Written request:
Please copy the part of the share ownership text from "To the best" to "Insight Reporting Persons." word for word.

Page text:

● ● ● ●

To the best knowledge of the North Star Reporting Persons, except as described in this Statement, none of the North Star Reporting Persons, any person in control (ultimately or otherwise) of the North Star Reporting Persons, any general partner, executive officer or director thereof, as applicable, beneficially owns any Common Shares, and there have been no transactions in the Common Shares affected during the past 60 days, by the North Star Reporting Persons, any person in control of the North Star Reporting Persons (ultimately or otherwise), or any general partner, executive officer or director thereof, as applicable.
 

 
(3)
Insight Reporting Persons.
 
(a) - (c) As of December 6, 2006, the Insight Reporting Persons beneficially owned in the aggregate 335,100 Common Shares, constituting approximately 2.4% of the outstanding shares of Common Stock (the percentage of shares owned being based upon 14,062,898 Common Shares outstanding on October 31, 2006, as set forth in the Issuer’s most recent report on Form 10-Q for the period ended September 30, 2006, filed with the Securities and Exchange Commission on November 9, 2006). The following table sets forth certain information with respect to Common Shares directly beneficially owned by the Insight Reporting Persons listed below:
 
Name
Number of Shares
Percentage of Outstanding Shares
     
Insight*
335,100
2.4%
 
* Ruff Fund has an indirect beneficial ownership interest in these Common Shares.

● ● ● ●

Provided material:

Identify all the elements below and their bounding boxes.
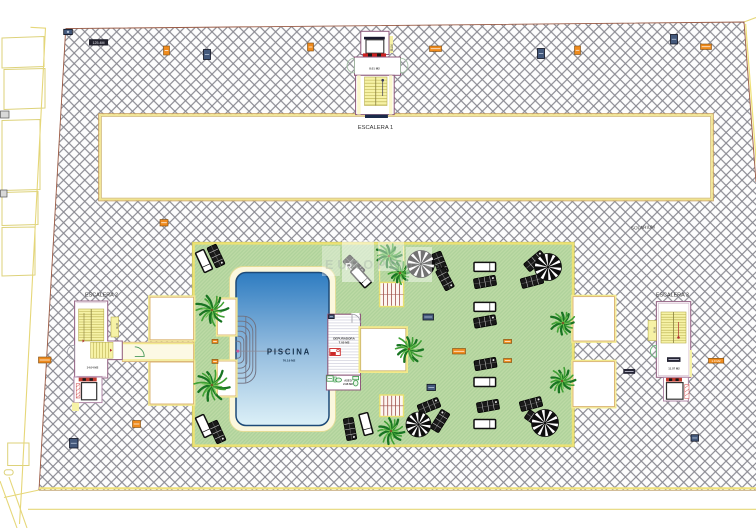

● ● ● ●

Exercise result:
To the best knowledge of the North Star Reporting Persons, except as described in this Statement, none of the North Star Reporting Persons, any person in control (ultimately or otherwise) of the North Star Reporting Persons, any general partner, executive officer or director thereof, as applicable, beneficially owns any Common Shares, and there have been no transactions in the Common Shares affected during the past 60 days, by the North Star Reporting Persons, any person in control of the North Star Reporting Persons (ultimately or otherwise), or any general partner, executive officer or director thereof, as applicable.
 

 
(3)
Insight Reporting Persons.